* Start RECORDS PROVIDED *
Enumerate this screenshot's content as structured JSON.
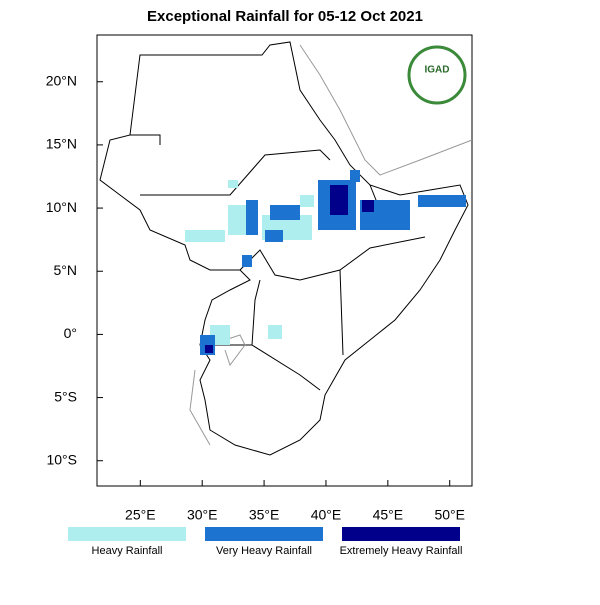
{
  "map": {
    "title": "Exceptional Rainfall for 05-12 Oct 2021",
    "xlim": [
      21.5,
      51.8
    ],
    "ylim": [
      -12,
      23.7
    ],
    "xticks": [
      {
        "value": 25,
        "label": "25°E"
      },
      {
        "value": 30,
        "label": "30°E"
      },
      {
        "value": 35,
        "label": "35°E"
      },
      {
        "value": 40,
        "label": "40°E"
      },
      {
        "value": 45,
        "label": "45°E"
      },
      {
        "value": 50,
        "label": "50°E"
      }
    ],
    "yticks": [
      {
        "value": 20,
        "label": "20°N"
      },
      {
        "value": 15,
        "label": "15°N"
      },
      {
        "value": 10,
        "label": "10°N"
      },
      {
        "value": 5,
        "label": "5°N"
      },
      {
        "value": 0,
        "label": "0°"
      },
      {
        "value": -5,
        "label": "5°S"
      },
      {
        "value": -10,
        "label": "10°S"
      }
    ],
    "legend": [
      {
        "label": "Heavy Rainfall",
        "color": "#aeeeee"
      },
      {
        "label": "Very Heavy Rainfall",
        "color": "#1c74d0"
      },
      {
        "label": "Extremely Heavy Rainfall",
        "color": "#00008b"
      }
    ],
    "logo": "IGAD"
  }
}
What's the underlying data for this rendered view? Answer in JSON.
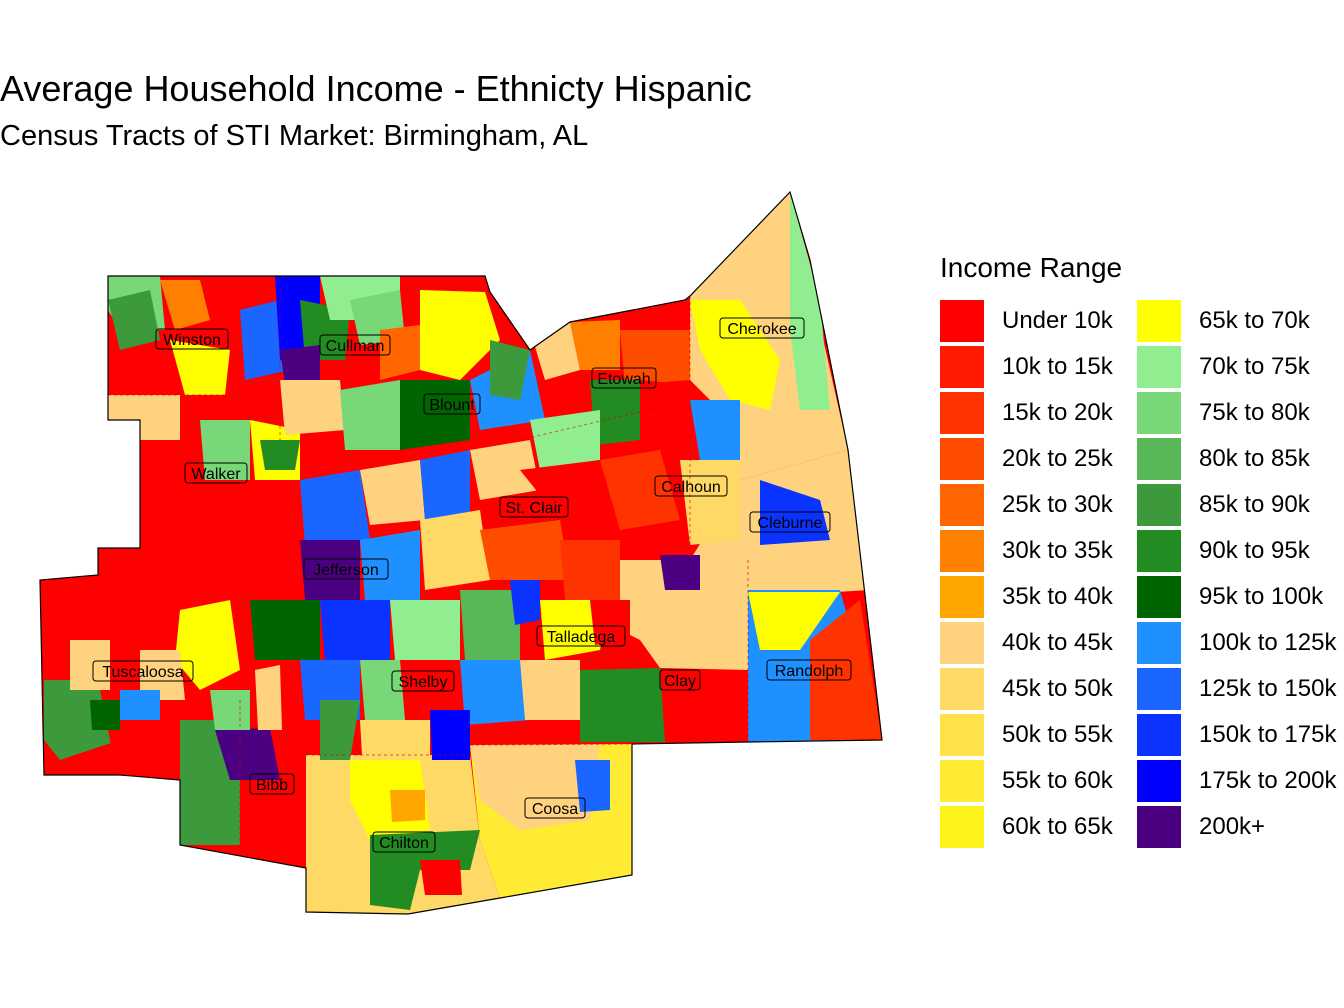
{
  "title": "Average Household Income - Ethnicty Hispanic",
  "subtitle": "Census Tracts of STI Market: Birmingham, AL",
  "legend": {
    "title": "Income Range",
    "items": [
      {
        "label": "Under 10k",
        "color": "#ff0000"
      },
      {
        "label": "10k to 15k",
        "color": "#ff1a00"
      },
      {
        "label": "15k to 20k",
        "color": "#ff3300"
      },
      {
        "label": "20k to 25k",
        "color": "#ff4d00"
      },
      {
        "label": "25k to 30k",
        "color": "#ff6600"
      },
      {
        "label": "30k to 35k",
        "color": "#ff8000"
      },
      {
        "label": "35k to 40k",
        "color": "#ffa500"
      },
      {
        "label": "40k to 45k",
        "color": "#ffd27f"
      },
      {
        "label": "45k to 50k",
        "color": "#ffd966"
      },
      {
        "label": "50k to 55k",
        "color": "#ffe24a"
      },
      {
        "label": "55k to 60k",
        "color": "#ffeb33"
      },
      {
        "label": "60k to 65k",
        "color": "#fff41a"
      },
      {
        "label": "65k to 70k",
        "color": "#ffff00"
      },
      {
        "label": "70k to 75k",
        "color": "#90ee90"
      },
      {
        "label": "75k to 80k",
        "color": "#78d878"
      },
      {
        "label": "80k to 85k",
        "color": "#58b858"
      },
      {
        "label": "85k to 90k",
        "color": "#3c9a3c"
      },
      {
        "label": "90k to 95k",
        "color": "#228b22"
      },
      {
        "label": "95k to 100k",
        "color": "#006400"
      },
      {
        "label": "100k to 125k",
        "color": "#1e90ff"
      },
      {
        "label": "125k to 150k",
        "color": "#1a66ff"
      },
      {
        "label": "150k to 175k",
        "color": "#0a33ff"
      },
      {
        "label": "175k to 200k",
        "color": "#0000ff"
      },
      {
        "label": "200k+",
        "color": "#4b0082"
      }
    ]
  },
  "counties": [
    {
      "name": "Winston"
    },
    {
      "name": "Cullman"
    },
    {
      "name": "Blount"
    },
    {
      "name": "Etowah"
    },
    {
      "name": "Cherokee"
    },
    {
      "name": "Walker"
    },
    {
      "name": "St. Clair"
    },
    {
      "name": "Calhoun"
    },
    {
      "name": "Cleburne"
    },
    {
      "name": "Jefferson"
    },
    {
      "name": "Talladega"
    },
    {
      "name": "Tuscaloosa"
    },
    {
      "name": "Shelby"
    },
    {
      "name": "Clay"
    },
    {
      "name": "Randolph"
    },
    {
      "name": "Bibb"
    },
    {
      "name": "Coosa"
    },
    {
      "name": "Chilton"
    }
  ]
}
* End RECORDS PROVIDED *
» PROBLEM STATEMENT: The listing above needs to be output again exactly. Don't include the pictures.

» SOLUTION FOR THIS PROBLEM:
Enumerate this screenshot's content as structured JSON.
{
  "map": {
    "title": "Exceptional Rainfall for 05-12 Oct 2021",
    "xlim": [
      21.5,
      51.8
    ],
    "ylim": [
      -12,
      23.7
    ],
    "xticks": [
      {
        "value": 25,
        "label": "25°E"
      },
      {
        "value": 30,
        "label": "30°E"
      },
      {
        "value": 35,
        "label": "35°E"
      },
      {
        "value": 40,
        "label": "40°E"
      },
      {
        "value": 45,
        "label": "45°E"
      },
      {
        "value": 50,
        "label": "50°E"
      }
    ],
    "yticks": [
      {
        "value": 20,
        "label": "20°N"
      },
      {
        "value": 15,
        "label": "15°N"
      },
      {
        "value": 10,
        "label": "10°N"
      },
      {
        "value": 5,
        "label": "5°N"
      },
      {
        "value": 0,
        "label": "0°"
      },
      {
        "value": -5,
        "label": "5°S"
      },
      {
        "value": -10,
        "label": "10°S"
      }
    ],
    "legend": [
      {
        "label": "Heavy Rainfall",
        "color": "#aeeeee"
      },
      {
        "label": "Very Heavy Rainfall",
        "color": "#1c74d0"
      },
      {
        "label": "Extremely Heavy Rainfall",
        "color": "#00008b"
      }
    ],
    "logo": "IGAD"
  }
}
What's the underlying data for this rendered view? Answer in JSON.
{
  "title": "Average Household Income - Ethnicty Hispanic",
  "subtitle": "Census Tracts of STI Market: Birmingham, AL",
  "legend": {
    "title": "Income Range",
    "items": [
      {
        "label": "Under 10k",
        "color": "#ff0000"
      },
      {
        "label": "10k to 15k",
        "color": "#ff1a00"
      },
      {
        "label": "15k to 20k",
        "color": "#ff3300"
      },
      {
        "label": "20k to 25k",
        "color": "#ff4d00"
      },
      {
        "label": "25k to 30k",
        "color": "#ff6600"
      },
      {
        "label": "30k to 35k",
        "color": "#ff8000"
      },
      {
        "label": "35k to 40k",
        "color": "#ffa500"
      },
      {
        "label": "40k to 45k",
        "color": "#ffd27f"
      },
      {
        "label": "45k to 50k",
        "color": "#ffd966"
      },
      {
        "label": "50k to 55k",
        "color": "#ffe24a"
      },
      {
        "label": "55k to 60k",
        "color": "#ffeb33"
      },
      {
        "label": "60k to 65k",
        "color": "#fff41a"
      },
      {
        "label": "65k to 70k",
        "color": "#ffff00"
      },
      {
        "label": "70k to 75k",
        "color": "#90ee90"
      },
      {
        "label": "75k to 80k",
        "color": "#78d878"
      },
      {
        "label": "80k to 85k",
        "color": "#58b858"
      },
      {
        "label": "85k to 90k",
        "color": "#3c9a3c"
      },
      {
        "label": "90k to 95k",
        "color": "#228b22"
      },
      {
        "label": "95k to 100k",
        "color": "#006400"
      },
      {
        "label": "100k to 125k",
        "color": "#1e90ff"
      },
      {
        "label": "125k to 150k",
        "color": "#1a66ff"
      },
      {
        "label": "150k to 175k",
        "color": "#0a33ff"
      },
      {
        "label": "175k to 200k",
        "color": "#0000ff"
      },
      {
        "label": "200k+",
        "color": "#4b0082"
      }
    ]
  },
  "counties": [
    {
      "name": "Winston"
    },
    {
      "name": "Cullman"
    },
    {
      "name": "Blount"
    },
    {
      "name": "Etowah"
    },
    {
      "name": "Cherokee"
    },
    {
      "name": "Walker"
    },
    {
      "name": "St. Clair"
    },
    {
      "name": "Calhoun"
    },
    {
      "name": "Cleburne"
    },
    {
      "name": "Jefferson"
    },
    {
      "name": "Talladega"
    },
    {
      "name": "Tuscaloosa"
    },
    {
      "name": "Shelby"
    },
    {
      "name": "Clay"
    },
    {
      "name": "Randolph"
    },
    {
      "name": "Bibb"
    },
    {
      "name": "Coosa"
    },
    {
      "name": "Chilton"
    }
  ]
}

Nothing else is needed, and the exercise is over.